- _GOAL OF THE EXERCISE_: Your task is to output the listing word for word, with pictures excluded.

- _Data items_:
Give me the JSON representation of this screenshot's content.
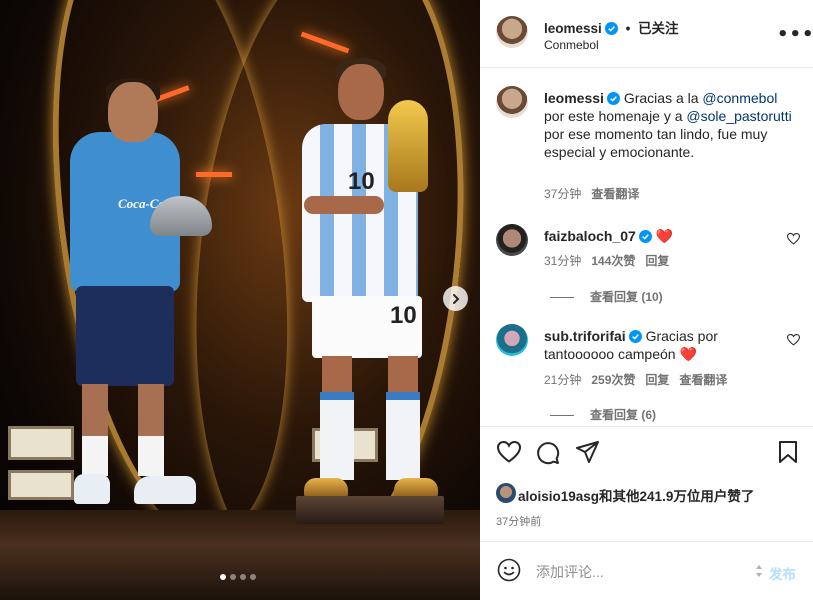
{
  "post": {
    "username": "leomessi",
    "follow_dot": "•",
    "follow_status": "已关注",
    "location": "Conmebol",
    "more_label": "•••"
  },
  "caption": {
    "username": "leomessi",
    "text_1": "Gracias a la ",
    "mention_1": "@conmebol",
    "text_2": " por este homenaje y a ",
    "mention_2": "@sole_pastorutti",
    "text_3": " por ese momento tan lindo, fue muy especial y emocionante.",
    "time": "37分钟",
    "translate": "查看翻译"
  },
  "comments": [
    {
      "username": "faizbaloch_07",
      "text": "❤️",
      "time": "31分钟",
      "likes": "144次赞",
      "reply": "回复",
      "view_replies": "查看回复 (10)"
    },
    {
      "username": "sub.triforifai",
      "text": "Gracias por tantoooooo campeón ❤️",
      "time": "21分钟",
      "likes": "259次赞",
      "reply": "回复",
      "translate": "查看翻译",
      "view_replies": "查看回复 (6)"
    }
  ],
  "media": {
    "jersey_number": "10",
    "sponsor_text": "Coca-Cola",
    "dots_total": 4,
    "dots_active_index": 0
  },
  "footer": {
    "likes_text": "aloisio19asg和其他241.9万位用户赞了",
    "time_ago": "37分钟前",
    "comment_placeholder": "添加评论...",
    "post_label": "发布"
  },
  "colors": {
    "verified_blue": "#0095f6",
    "heart_red": "#ed4956",
    "link_blue": "#00376b",
    "post_disabled": "#b2dffc"
  }
}
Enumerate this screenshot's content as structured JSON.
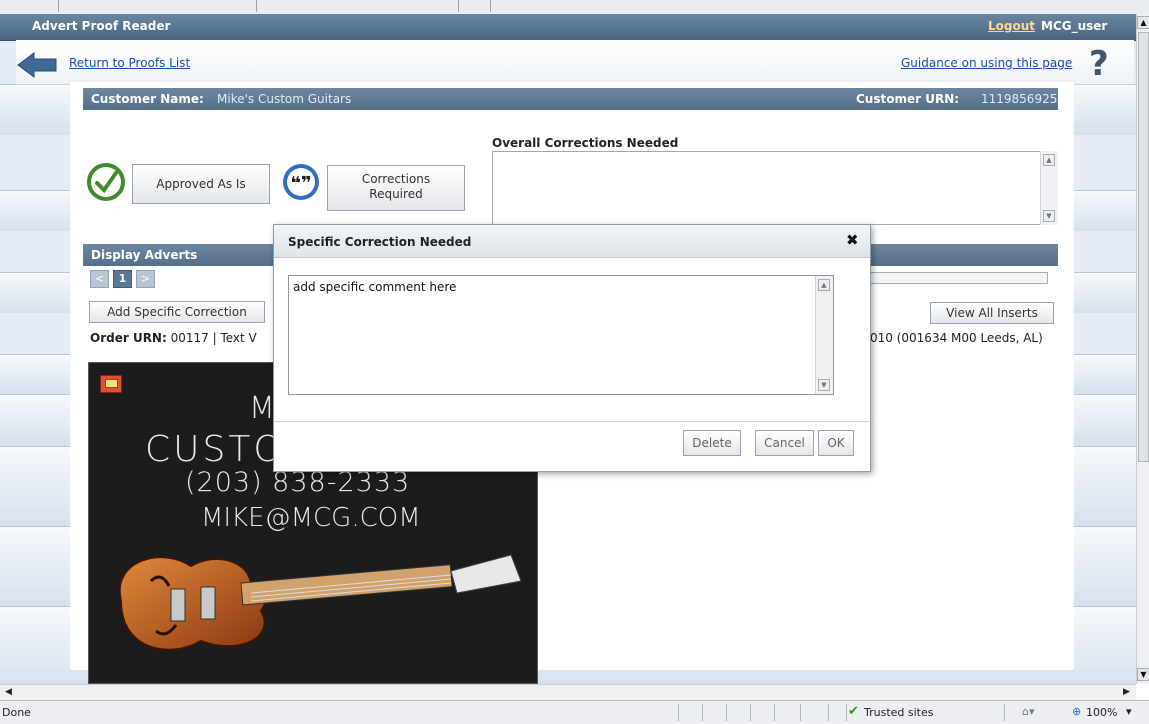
{
  "app": {
    "title": "Advert Proof Reader",
    "logout_label": "Logout",
    "username": "MCG_user"
  },
  "nav": {
    "return_label": "Return to Proofs List",
    "guidance_label": "Guidance on using this page",
    "help_glyph": "?"
  },
  "customer": {
    "name_label": "Customer Name:",
    "name_value": "Mike's Custom Guitars",
    "urn_label": "Customer URN:",
    "urn_value": "1119856925"
  },
  "actions": {
    "approved_label": "Approved As Is",
    "corrections_label_line1": "Corrections",
    "corrections_label_line2": "Required"
  },
  "overall": {
    "label": "Overall Corrections Needed",
    "value": ""
  },
  "display": {
    "header": "Display Adverts",
    "page_prev": "<",
    "page_current": "1",
    "page_next": ">",
    "add_specific_label": "Add Specific Correction",
    "view_inserts_label": "View All Inserts",
    "order_label": "Order URN:",
    "order_value": "00117 | Text V",
    "order_tail": "010 (001634 M00 Leeds, AL)"
  },
  "advert": {
    "line1": "M",
    "line2": "CUSTO",
    "phone": "(203) 838-2333",
    "email": "MIKE@MCG.COM"
  },
  "modal": {
    "title": "Specific Correction Needed",
    "close_glyph": "✖",
    "comment_text": "add specific comment here",
    "delete_label": "Delete",
    "cancel_label": "Cancel",
    "ok_label": "OK"
  },
  "statusbar": {
    "left_text": "Done",
    "zone_text": "Trusted sites",
    "zoom_text": "100%"
  },
  "icons": {
    "back": "back-arrow-icon",
    "approve": "check-circle-icon",
    "corrections": "quote-bubble-icon",
    "help": "help-icon",
    "comment": "comment-icon"
  },
  "colors": {
    "header_bar": "#556f89",
    "link": "#1e4ea3",
    "logout": "#ffd98c",
    "approve_green": "#3f8a2c",
    "corrections_blue": "#2f6fc0",
    "advert_bg": "#1c1c1c"
  }
}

- _COMPLETED EXERCISE_:
Give me the JSON representation of this screenshot's content.
{
  "post": {
    "username": "leomessi",
    "follow_dot": "•",
    "follow_status": "已关注",
    "location": "Conmebol",
    "more_label": "•••"
  },
  "caption": {
    "username": "leomessi",
    "text_1": "Gracias a la ",
    "mention_1": "@conmebol",
    "text_2": " por este homenaje y a ",
    "mention_2": "@sole_pastorutti",
    "text_3": " por ese momento tan lindo, fue muy especial y emocionante.",
    "time": "37分钟",
    "translate": "查看翻译"
  },
  "comments": [
    {
      "username": "faizbaloch_07",
      "text": "❤️",
      "time": "31分钟",
      "likes": "144次赞",
      "reply": "回复",
      "view_replies": "查看回复 (10)"
    },
    {
      "username": "sub.triforifai",
      "text": "Gracias por tantoooooo campeón ❤️",
      "time": "21分钟",
      "likes": "259次赞",
      "reply": "回复",
      "translate": "查看翻译",
      "view_replies": "查看回复 (6)"
    }
  ],
  "media": {
    "jersey_number": "10",
    "sponsor_text": "Coca-Cola",
    "dots_total": 4,
    "dots_active_index": 0
  },
  "footer": {
    "likes_text": "aloisio19asg和其他241.9万位用户赞了",
    "time_ago": "37分钟前",
    "comment_placeholder": "添加评论...",
    "post_label": "发布"
  },
  "colors": {
    "verified_blue": "#0095f6",
    "heart_red": "#ed4956",
    "link_blue": "#00376b",
    "post_disabled": "#b2dffc"
  }
}
Enumerate this screenshot's content as structured JSON.
{
  "app": {
    "title": "Advert Proof Reader",
    "logout_label": "Logout",
    "username": "MCG_user"
  },
  "nav": {
    "return_label": "Return to Proofs List",
    "guidance_label": "Guidance on using this page",
    "help_glyph": "?"
  },
  "customer": {
    "name_label": "Customer Name:",
    "name_value": "Mike's Custom Guitars",
    "urn_label": "Customer URN:",
    "urn_value": "1119856925"
  },
  "actions": {
    "approved_label": "Approved As Is",
    "corrections_label_line1": "Corrections",
    "corrections_label_line2": "Required"
  },
  "overall": {
    "label": "Overall Corrections Needed",
    "value": ""
  },
  "display": {
    "header": "Display Adverts",
    "page_prev": "<",
    "page_current": "1",
    "page_next": ">",
    "add_specific_label": "Add Specific Correction",
    "view_inserts_label": "View All Inserts",
    "order_label": "Order URN:",
    "order_value": "00117 | Text V",
    "order_tail": "010 (001634 M00 Leeds, AL)"
  },
  "advert": {
    "line1": "M",
    "line2": "CUSTO",
    "phone": "(203) 838-2333",
    "email": "MIKE@MCG.COM"
  },
  "modal": {
    "title": "Specific Correction Needed",
    "close_glyph": "✖",
    "comment_text": "add specific comment here",
    "delete_label": "Delete",
    "cancel_label": "Cancel",
    "ok_label": "OK"
  },
  "statusbar": {
    "left_text": "Done",
    "zone_text": "Trusted sites",
    "zoom_text": "100%"
  },
  "icons": {
    "back": "back-arrow-icon",
    "approve": "check-circle-icon",
    "corrections": "quote-bubble-icon",
    "help": "help-icon",
    "comment": "comment-icon"
  },
  "colors": {
    "header_bar": "#556f89",
    "link": "#1e4ea3",
    "logout": "#ffd98c",
    "approve_green": "#3f8a2c",
    "corrections_blue": "#2f6fc0",
    "advert_bg": "#1c1c1c"
  }
}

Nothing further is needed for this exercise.